- Problem to work on -
Locate each line holding the string "output" and copy it.

- Record list -

/---

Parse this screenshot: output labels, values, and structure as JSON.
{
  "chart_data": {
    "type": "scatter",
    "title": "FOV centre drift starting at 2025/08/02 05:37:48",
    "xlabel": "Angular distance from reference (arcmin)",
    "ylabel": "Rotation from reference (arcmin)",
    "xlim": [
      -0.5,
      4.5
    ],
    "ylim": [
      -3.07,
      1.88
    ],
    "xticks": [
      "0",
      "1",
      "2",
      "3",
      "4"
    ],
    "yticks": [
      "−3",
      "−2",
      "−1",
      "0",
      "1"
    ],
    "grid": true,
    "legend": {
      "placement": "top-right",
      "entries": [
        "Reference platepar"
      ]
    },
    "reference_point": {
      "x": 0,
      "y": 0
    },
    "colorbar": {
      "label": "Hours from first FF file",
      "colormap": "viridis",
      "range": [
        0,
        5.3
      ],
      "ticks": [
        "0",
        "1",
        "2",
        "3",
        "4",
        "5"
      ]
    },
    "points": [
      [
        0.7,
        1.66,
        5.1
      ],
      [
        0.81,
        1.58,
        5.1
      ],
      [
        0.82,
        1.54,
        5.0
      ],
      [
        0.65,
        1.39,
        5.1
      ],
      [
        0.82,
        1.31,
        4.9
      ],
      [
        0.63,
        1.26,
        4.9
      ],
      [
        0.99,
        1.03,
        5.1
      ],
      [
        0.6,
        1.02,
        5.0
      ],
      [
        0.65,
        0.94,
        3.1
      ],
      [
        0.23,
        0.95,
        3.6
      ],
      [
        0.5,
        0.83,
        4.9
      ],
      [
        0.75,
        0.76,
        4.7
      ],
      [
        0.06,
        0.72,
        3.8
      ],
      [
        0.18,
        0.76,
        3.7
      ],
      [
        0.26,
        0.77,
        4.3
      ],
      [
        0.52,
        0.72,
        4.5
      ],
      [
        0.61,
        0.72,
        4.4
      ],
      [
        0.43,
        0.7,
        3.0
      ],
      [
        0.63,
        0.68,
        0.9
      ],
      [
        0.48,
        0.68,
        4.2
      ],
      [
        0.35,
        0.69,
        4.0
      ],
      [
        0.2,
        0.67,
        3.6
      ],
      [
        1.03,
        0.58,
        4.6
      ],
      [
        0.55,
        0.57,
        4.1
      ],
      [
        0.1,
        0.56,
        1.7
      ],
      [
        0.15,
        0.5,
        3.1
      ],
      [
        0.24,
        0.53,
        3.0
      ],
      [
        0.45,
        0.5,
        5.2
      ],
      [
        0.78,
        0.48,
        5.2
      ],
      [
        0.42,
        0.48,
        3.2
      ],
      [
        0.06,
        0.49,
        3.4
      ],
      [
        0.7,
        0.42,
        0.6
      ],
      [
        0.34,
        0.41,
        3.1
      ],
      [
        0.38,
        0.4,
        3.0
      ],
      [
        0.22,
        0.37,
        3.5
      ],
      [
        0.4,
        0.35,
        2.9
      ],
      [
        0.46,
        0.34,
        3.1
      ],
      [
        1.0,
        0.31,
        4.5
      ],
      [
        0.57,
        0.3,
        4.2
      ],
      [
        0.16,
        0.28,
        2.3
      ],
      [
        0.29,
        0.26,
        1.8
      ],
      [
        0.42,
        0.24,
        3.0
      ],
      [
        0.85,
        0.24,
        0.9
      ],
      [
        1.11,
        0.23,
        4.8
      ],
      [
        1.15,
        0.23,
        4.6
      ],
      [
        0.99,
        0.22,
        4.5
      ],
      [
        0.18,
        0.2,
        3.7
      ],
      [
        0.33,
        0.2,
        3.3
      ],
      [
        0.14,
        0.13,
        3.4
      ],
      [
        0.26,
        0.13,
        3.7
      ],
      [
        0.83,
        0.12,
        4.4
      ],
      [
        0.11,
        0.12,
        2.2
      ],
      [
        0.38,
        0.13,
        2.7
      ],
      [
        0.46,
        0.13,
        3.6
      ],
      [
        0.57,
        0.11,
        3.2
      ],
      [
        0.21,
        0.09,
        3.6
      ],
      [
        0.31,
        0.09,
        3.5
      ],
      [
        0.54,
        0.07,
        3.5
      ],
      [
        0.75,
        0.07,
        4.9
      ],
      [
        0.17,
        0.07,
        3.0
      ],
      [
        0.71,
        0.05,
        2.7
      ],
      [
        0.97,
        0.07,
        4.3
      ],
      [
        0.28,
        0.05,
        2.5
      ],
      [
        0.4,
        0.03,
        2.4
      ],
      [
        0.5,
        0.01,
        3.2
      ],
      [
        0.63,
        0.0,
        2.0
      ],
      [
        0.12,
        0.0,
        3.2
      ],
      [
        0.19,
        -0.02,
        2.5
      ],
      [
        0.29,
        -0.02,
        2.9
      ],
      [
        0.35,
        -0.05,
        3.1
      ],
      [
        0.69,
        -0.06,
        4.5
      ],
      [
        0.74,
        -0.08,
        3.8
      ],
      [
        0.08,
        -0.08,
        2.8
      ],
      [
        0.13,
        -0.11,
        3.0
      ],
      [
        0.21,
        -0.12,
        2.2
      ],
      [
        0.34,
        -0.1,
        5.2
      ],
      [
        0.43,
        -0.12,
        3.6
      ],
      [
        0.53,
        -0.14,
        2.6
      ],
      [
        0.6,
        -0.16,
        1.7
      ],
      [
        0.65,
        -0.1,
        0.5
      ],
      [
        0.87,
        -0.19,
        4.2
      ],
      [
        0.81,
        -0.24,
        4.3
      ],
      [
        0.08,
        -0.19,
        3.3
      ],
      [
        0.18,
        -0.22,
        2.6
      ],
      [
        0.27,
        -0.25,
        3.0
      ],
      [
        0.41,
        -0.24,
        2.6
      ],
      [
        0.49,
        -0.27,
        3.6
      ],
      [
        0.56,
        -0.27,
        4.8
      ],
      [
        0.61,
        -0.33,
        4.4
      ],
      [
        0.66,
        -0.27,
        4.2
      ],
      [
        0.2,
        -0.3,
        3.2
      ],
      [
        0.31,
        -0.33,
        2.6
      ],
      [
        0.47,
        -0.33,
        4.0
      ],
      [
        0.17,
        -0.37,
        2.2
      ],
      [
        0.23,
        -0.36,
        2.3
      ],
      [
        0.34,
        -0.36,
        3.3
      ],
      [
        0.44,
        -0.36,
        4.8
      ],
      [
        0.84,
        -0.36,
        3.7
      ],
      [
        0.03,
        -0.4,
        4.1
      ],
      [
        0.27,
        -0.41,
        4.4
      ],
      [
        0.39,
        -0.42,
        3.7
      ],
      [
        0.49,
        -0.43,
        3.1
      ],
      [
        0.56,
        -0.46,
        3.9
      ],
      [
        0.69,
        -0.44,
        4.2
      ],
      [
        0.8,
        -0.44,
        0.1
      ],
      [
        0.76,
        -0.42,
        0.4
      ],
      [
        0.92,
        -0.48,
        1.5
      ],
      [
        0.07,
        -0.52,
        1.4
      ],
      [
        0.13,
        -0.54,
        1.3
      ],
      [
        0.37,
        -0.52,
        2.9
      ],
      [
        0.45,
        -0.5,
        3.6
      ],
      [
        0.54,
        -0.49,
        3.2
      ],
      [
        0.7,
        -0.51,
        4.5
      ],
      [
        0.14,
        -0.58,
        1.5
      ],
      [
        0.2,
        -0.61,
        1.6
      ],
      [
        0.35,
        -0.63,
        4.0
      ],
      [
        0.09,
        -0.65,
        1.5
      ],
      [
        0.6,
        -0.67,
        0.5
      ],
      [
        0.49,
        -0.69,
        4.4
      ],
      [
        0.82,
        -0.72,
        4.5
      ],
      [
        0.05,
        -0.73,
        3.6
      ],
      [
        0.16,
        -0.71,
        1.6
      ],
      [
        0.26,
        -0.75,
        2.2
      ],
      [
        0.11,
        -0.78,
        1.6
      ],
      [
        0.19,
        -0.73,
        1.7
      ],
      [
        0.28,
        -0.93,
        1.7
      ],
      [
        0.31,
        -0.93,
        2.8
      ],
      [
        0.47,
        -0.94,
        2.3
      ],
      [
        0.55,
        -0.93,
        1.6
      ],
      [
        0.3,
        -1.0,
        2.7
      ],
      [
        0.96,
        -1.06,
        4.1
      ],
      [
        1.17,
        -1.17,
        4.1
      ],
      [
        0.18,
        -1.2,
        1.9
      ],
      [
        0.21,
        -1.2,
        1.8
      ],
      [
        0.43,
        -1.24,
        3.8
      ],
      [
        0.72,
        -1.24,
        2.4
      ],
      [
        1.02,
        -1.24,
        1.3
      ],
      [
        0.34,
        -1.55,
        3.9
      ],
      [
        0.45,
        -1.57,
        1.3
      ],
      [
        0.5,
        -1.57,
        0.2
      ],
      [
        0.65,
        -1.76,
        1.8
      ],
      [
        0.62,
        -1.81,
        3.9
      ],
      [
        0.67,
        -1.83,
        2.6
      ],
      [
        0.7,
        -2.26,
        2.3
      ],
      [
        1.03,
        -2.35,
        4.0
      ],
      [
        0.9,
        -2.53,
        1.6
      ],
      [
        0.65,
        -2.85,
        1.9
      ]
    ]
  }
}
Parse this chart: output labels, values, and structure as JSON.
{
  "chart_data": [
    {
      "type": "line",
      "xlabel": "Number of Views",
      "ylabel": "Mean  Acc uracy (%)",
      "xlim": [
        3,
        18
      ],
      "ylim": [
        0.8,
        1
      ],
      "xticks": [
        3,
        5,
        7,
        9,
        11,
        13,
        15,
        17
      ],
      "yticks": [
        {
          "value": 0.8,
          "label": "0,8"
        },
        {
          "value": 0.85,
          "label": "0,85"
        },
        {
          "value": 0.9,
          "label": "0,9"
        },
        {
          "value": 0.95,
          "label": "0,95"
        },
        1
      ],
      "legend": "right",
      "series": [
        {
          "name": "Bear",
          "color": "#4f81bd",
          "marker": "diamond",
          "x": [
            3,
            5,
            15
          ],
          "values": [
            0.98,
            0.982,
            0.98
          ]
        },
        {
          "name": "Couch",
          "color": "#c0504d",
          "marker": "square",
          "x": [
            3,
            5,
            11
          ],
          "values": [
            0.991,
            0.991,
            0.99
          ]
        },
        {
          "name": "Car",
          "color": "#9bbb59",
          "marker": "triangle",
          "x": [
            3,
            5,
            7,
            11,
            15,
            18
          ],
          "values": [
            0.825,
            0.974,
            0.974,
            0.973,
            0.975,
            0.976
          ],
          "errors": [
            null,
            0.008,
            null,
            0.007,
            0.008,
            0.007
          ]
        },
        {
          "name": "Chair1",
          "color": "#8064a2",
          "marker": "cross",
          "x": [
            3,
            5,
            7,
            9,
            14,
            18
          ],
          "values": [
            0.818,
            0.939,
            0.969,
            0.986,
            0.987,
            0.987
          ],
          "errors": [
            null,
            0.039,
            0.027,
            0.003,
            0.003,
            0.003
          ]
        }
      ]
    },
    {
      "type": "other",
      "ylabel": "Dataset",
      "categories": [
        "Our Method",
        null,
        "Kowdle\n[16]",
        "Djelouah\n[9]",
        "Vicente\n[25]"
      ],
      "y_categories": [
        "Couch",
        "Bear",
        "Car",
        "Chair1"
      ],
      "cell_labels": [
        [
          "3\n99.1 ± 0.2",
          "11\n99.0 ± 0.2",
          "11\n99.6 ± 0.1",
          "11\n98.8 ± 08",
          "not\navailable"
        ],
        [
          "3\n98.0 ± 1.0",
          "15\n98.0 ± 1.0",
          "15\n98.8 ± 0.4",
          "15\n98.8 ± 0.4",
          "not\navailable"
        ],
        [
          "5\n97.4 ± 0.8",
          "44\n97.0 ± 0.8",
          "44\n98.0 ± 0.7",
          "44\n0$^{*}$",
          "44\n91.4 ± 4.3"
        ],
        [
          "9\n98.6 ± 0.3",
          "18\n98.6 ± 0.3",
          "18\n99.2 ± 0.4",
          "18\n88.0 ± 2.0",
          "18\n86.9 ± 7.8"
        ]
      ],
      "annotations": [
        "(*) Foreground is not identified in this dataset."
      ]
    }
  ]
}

\---

- Answer to the task -
Parse this screenshot: output labels, values, and structure as JSON.
Parse this chart: output labels, values, and structure as JSON.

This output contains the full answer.